> _WHAT THIS TASK INVOLVES_
Count every line that holds the string "JSON", and report the number alone.

[BEGIN]

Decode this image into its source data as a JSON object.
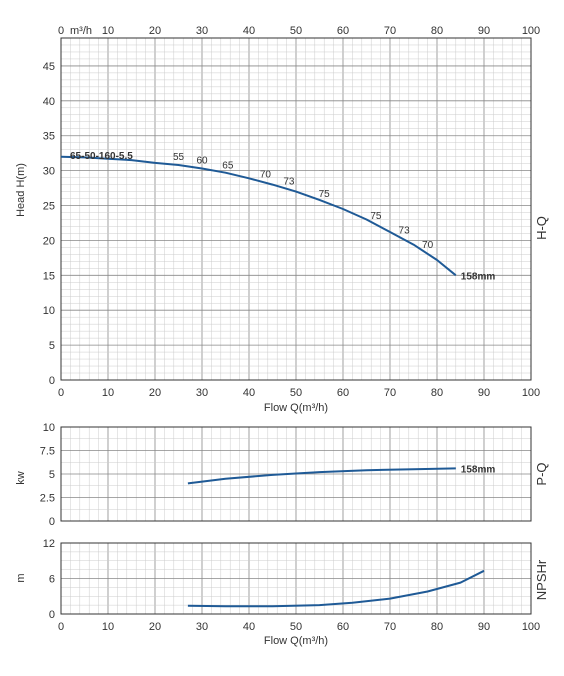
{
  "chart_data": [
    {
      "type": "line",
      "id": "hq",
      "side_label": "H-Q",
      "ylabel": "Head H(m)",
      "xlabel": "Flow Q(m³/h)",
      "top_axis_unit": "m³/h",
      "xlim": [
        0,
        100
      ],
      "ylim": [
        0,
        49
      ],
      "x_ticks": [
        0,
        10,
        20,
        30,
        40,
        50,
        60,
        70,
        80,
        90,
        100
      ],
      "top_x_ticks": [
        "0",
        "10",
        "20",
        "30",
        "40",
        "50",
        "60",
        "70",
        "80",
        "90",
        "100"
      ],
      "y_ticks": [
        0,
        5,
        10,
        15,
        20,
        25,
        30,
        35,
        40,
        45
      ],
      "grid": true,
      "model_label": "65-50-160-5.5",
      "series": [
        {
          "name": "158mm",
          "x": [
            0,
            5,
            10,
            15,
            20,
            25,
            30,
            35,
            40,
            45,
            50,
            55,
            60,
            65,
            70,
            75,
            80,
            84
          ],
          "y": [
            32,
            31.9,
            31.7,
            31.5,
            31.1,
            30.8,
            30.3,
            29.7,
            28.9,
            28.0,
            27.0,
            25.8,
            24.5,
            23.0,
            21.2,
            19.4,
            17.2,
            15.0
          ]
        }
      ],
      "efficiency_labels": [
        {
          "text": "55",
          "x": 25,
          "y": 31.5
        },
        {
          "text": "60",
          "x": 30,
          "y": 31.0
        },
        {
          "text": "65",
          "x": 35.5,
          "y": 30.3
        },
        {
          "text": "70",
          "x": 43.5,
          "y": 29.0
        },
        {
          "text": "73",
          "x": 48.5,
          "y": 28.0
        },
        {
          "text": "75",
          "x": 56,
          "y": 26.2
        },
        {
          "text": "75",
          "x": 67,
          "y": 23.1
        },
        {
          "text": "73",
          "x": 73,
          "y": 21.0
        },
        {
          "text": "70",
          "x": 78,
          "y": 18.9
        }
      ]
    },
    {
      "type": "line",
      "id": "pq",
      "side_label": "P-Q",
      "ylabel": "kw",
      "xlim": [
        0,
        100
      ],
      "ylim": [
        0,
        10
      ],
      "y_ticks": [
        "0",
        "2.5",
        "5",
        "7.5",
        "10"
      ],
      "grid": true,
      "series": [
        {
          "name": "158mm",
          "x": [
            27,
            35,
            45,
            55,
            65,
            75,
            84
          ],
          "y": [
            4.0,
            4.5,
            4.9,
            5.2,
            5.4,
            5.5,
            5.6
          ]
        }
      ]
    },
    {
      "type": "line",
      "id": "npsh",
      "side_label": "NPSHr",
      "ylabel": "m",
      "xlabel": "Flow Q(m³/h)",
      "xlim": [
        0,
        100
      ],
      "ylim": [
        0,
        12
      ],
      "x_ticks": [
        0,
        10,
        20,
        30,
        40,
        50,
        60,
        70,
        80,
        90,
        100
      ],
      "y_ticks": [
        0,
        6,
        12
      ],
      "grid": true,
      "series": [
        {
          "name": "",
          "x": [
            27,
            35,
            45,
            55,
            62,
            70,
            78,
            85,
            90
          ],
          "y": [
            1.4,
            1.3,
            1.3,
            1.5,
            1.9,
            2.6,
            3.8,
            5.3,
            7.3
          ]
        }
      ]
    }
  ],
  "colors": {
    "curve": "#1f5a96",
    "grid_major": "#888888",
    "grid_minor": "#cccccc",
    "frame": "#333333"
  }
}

[END]
[BEGIN]

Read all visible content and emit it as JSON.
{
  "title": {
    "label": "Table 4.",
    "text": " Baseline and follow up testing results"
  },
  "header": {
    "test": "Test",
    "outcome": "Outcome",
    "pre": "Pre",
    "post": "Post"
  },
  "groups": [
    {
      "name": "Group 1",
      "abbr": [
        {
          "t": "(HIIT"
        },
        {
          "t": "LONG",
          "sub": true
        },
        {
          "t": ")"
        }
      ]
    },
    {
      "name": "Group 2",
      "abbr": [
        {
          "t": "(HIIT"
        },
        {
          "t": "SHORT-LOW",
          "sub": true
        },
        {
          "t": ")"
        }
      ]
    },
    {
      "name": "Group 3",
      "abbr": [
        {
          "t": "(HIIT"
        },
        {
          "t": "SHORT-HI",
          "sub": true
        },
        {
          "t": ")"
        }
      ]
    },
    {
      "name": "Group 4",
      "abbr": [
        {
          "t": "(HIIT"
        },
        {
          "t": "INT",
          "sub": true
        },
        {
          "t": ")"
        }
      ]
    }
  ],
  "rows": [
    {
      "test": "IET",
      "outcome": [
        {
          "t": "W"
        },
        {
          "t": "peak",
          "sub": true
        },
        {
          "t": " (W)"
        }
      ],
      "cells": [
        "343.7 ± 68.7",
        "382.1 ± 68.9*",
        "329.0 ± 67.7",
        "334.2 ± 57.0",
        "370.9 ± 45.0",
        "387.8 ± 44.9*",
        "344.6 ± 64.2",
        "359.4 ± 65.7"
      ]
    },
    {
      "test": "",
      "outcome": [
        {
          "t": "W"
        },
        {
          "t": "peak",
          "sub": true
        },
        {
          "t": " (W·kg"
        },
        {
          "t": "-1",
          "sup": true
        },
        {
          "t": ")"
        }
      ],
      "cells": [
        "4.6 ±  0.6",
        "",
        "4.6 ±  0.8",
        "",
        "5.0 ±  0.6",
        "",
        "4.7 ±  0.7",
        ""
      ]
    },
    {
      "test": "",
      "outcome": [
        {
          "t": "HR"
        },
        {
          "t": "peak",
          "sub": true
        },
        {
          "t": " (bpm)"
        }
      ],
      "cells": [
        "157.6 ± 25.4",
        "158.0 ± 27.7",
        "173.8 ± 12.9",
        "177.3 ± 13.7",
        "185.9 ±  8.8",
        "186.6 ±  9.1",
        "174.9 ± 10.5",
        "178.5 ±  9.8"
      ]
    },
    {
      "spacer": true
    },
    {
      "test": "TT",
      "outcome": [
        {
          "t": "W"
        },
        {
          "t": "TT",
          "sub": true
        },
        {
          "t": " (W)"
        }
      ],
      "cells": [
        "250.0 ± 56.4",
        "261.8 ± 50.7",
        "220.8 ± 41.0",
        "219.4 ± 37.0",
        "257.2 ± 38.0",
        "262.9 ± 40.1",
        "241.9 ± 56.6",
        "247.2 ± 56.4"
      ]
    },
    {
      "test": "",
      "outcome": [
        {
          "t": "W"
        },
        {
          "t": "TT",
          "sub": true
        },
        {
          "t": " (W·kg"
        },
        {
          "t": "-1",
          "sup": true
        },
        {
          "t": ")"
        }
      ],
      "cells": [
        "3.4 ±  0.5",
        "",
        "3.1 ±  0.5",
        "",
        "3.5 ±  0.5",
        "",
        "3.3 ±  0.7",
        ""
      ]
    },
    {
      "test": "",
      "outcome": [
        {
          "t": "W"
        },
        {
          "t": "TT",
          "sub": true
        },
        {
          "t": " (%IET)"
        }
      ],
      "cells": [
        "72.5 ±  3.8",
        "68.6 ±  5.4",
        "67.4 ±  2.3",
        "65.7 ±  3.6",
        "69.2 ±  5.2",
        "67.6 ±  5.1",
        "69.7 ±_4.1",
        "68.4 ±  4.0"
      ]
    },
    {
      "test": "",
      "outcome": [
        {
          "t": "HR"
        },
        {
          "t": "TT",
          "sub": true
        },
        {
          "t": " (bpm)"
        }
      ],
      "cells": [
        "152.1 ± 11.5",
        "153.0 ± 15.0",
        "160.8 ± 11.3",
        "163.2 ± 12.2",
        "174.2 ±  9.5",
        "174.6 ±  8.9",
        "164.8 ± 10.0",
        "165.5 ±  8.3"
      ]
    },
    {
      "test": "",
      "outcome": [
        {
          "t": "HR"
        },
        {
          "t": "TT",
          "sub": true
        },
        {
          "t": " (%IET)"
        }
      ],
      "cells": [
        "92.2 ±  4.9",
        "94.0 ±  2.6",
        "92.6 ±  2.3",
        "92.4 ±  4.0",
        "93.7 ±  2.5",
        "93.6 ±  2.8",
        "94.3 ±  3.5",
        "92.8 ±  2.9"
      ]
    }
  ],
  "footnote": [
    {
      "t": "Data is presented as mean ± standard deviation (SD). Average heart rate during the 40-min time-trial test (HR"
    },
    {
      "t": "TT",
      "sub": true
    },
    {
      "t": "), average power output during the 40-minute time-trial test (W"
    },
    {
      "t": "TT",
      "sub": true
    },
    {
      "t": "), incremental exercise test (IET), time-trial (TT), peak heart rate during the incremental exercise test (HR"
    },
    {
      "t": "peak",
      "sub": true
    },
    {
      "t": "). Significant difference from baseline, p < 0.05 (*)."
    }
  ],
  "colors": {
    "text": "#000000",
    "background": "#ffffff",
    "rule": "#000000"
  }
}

[END]
[BEGIN]

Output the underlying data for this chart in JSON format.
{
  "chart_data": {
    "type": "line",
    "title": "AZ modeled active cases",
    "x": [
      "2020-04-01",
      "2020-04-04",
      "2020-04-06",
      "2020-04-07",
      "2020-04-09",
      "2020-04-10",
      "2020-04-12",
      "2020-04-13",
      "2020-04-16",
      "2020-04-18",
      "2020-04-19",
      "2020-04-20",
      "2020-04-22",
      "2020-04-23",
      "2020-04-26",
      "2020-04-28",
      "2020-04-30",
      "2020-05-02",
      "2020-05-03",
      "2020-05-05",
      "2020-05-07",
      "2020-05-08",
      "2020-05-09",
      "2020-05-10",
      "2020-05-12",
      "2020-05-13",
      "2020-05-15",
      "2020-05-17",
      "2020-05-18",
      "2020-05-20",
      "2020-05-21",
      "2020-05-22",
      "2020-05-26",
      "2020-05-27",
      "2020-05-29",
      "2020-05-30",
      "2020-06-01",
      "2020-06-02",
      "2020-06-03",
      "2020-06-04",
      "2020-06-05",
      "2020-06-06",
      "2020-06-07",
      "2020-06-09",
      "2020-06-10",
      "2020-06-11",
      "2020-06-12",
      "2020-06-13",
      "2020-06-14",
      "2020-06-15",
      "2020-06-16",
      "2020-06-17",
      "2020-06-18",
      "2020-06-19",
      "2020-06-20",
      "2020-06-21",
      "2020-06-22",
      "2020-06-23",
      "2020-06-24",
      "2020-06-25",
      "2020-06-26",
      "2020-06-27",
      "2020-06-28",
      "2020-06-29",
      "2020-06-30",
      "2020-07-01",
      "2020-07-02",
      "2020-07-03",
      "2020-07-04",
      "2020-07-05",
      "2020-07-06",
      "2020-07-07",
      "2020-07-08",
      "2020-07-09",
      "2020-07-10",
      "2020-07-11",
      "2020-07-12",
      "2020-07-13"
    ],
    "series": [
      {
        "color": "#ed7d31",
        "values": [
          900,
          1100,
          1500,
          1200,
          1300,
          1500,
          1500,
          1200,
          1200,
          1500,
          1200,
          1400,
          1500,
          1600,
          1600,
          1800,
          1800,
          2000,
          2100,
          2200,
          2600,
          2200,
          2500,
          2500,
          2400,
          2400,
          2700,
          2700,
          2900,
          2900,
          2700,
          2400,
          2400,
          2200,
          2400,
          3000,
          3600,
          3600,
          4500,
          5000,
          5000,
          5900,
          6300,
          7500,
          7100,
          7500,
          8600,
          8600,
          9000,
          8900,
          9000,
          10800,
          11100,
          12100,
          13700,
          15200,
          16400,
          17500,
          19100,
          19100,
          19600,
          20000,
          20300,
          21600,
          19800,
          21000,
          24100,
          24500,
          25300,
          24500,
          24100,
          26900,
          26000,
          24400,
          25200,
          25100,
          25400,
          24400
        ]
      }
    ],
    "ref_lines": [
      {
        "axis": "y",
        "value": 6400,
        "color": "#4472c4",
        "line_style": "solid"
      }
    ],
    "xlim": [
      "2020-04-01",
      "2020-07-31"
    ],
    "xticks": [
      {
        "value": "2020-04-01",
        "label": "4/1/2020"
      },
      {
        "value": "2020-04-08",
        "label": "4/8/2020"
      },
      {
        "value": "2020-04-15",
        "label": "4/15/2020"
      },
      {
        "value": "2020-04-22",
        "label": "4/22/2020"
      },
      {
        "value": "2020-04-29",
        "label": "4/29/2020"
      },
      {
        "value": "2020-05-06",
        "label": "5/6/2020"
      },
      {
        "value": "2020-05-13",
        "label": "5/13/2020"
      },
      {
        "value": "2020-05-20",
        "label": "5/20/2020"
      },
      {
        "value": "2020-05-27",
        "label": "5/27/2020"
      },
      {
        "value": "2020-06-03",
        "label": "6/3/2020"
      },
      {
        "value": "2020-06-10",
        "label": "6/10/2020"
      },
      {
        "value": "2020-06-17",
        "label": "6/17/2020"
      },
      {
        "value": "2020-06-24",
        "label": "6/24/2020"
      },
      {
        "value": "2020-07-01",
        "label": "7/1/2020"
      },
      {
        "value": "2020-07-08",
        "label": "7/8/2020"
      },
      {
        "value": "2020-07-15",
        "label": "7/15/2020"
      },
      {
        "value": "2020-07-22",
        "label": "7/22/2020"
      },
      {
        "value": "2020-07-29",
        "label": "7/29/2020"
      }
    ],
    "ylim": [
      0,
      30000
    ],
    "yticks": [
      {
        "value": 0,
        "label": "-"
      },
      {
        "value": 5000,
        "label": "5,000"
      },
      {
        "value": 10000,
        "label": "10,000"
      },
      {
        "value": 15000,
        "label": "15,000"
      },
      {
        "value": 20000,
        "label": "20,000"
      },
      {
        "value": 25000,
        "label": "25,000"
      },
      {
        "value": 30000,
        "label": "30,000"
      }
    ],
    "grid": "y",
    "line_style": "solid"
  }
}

[END]

> _COMPLETE OUTPUT_
3